[BEGIN Input for this task]

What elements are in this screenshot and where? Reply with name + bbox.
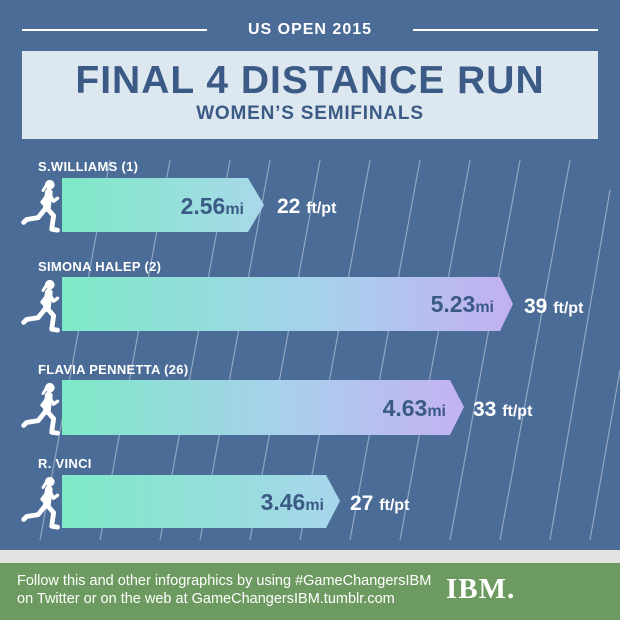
row 3: Flavia Pennetta: 4.63mi	[383, 395, 446, 421]
row 1: S.Williams: 22 ft/pt	[277, 195, 336, 218]
row 2: Simona Halep: SIMONA HALEP (2)	[38, 259, 161, 274]
footer	[0, 563, 620, 620]
row 4: R. Vinci: 3.46mi	[261, 489, 324, 515]
row 1: S.Williams: 2.56mi	[181, 193, 244, 219]
row 1: S.Williams: S.WILLIAMS (1)	[38, 159, 138, 174]
row 4: R. Vinci: 27 ft/pt	[350, 492, 409, 515]
IBM logo: IBM.	[446, 573, 515, 605]
footer text	[17, 573, 431, 607]
header: US OPEN 2015: US OPEN 2015	[248, 21, 372, 38]
title box	[22, 51, 598, 139]
footer text: on Twitter or on the web at GameChangersIBM.tumblr.com	[17, 591, 395, 607]
row 2: Simona Halep: 5.23mi	[431, 291, 494, 317]
subtitle: WOMEN’S SEMIFINALS	[196, 103, 424, 124]
row 1: S.Williams	[21, 159, 336, 233]
row 3: Flavia Pennetta: FLAVIA PENNETTA (26)	[38, 362, 188, 377]
footer text: Follow this and other infographics by using #GameChangersIBM	[17, 573, 431, 589]
row 3: Flavia Pennetta	[21, 362, 532, 436]
row 2: Simona Halep: 39 ft/pt	[524, 295, 583, 318]
row 4: R. Vinci	[21, 456, 410, 530]
row 3: Flavia Pennetta: 33 ft/pt	[473, 398, 532, 421]
row 4: R. Vinci: R. VINCI	[38, 456, 92, 471]
bar	[62, 178, 264, 232]
row 2: Simona Halep	[21, 259, 584, 333]
title: FINAL 4 DISTANCE RUN	[75, 59, 545, 102]
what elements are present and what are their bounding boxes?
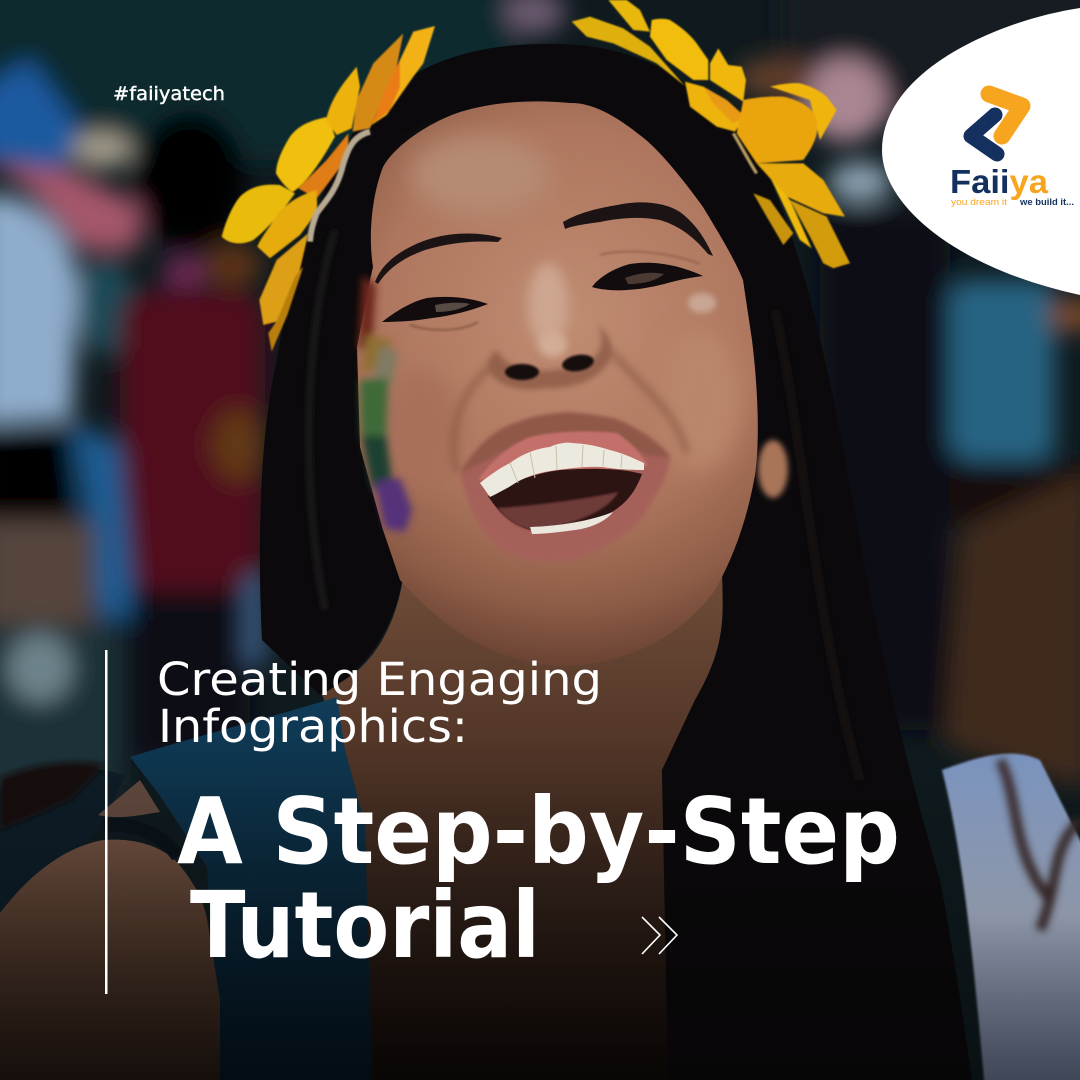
glitter on right cheek (688, 293, 716, 313)
flower crown left (222, 26, 435, 352)
ear (758, 440, 788, 498)
subtitle (157, 653, 602, 753)
subtitle: Infographics: (158, 700, 468, 753)
icon: double chevron arrow (642, 917, 677, 954)
nasolabial folds (453, 353, 687, 473)
white logo blob (882, 8, 1080, 295)
neck and chest (320, 560, 723, 1080)
logo tagline left: you dream it (951, 197, 1007, 208)
main title (177, 778, 900, 979)
flower crown right (572, 0, 850, 268)
white shirt at right with hair streaks (942, 754, 1080, 1080)
gum (478, 432, 648, 480)
eyebrows (375, 202, 713, 284)
left shoulder and arm (0, 762, 220, 1080)
nose (488, 263, 613, 389)
logo tagline right: we build it... (1019, 197, 1074, 208)
vest left (130, 697, 372, 1080)
lips (460, 413, 670, 562)
lower teeth (530, 512, 613, 534)
upper teeth (480, 443, 644, 497)
logo wordmark: Faiiya (950, 163, 1049, 200)
icon: navy chevron (971, 115, 997, 154)
logo: Faiiya (950, 94, 1074, 208)
eyes (382, 252, 703, 330)
hashtag: #faiiyatech (113, 83, 225, 105)
mouth (460, 413, 670, 562)
mouth interior (488, 469, 642, 530)
icon: orange chevron (989, 94, 1022, 136)
vertical rule (105, 650, 108, 994)
face (357, 101, 788, 666)
rainbow glitter on cheek (358, 275, 412, 532)
main title: Tutorial (190, 872, 540, 979)
subtitle: Creating Engaging (157, 653, 602, 706)
hair (260, 44, 972, 1080)
main title: A Step-by-Step (177, 778, 900, 885)
bottom dark overlay (0, 760, 1080, 1080)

[END Input for this task]

▶ **Requirement**
Format the material from the line containing "glitter on right cheek (688, 293, 716, 313)" up to and including the line containing "logo tagline left: you" as a numbered list, omitting any blank lines.

▶ **Output for this task**
1. glitter on right cheek (688, 293, 716, 313)
2. flower crown left (222, 26, 435, 352)
3. ear (758, 440, 788, 498)
4. subtitle (157, 653, 602, 753)
5. subtitle: Infographics: (158, 700, 468, 753)
6. icon: double chevron arrow (642, 917, 677, 954)
7. nasolabial folds (453, 353, 687, 473)
8. white logo blob (882, 8, 1080, 295)
9. neck and chest (320, 560, 723, 1080)
10. logo tagline left: you dream it (951, 197, 1007, 208)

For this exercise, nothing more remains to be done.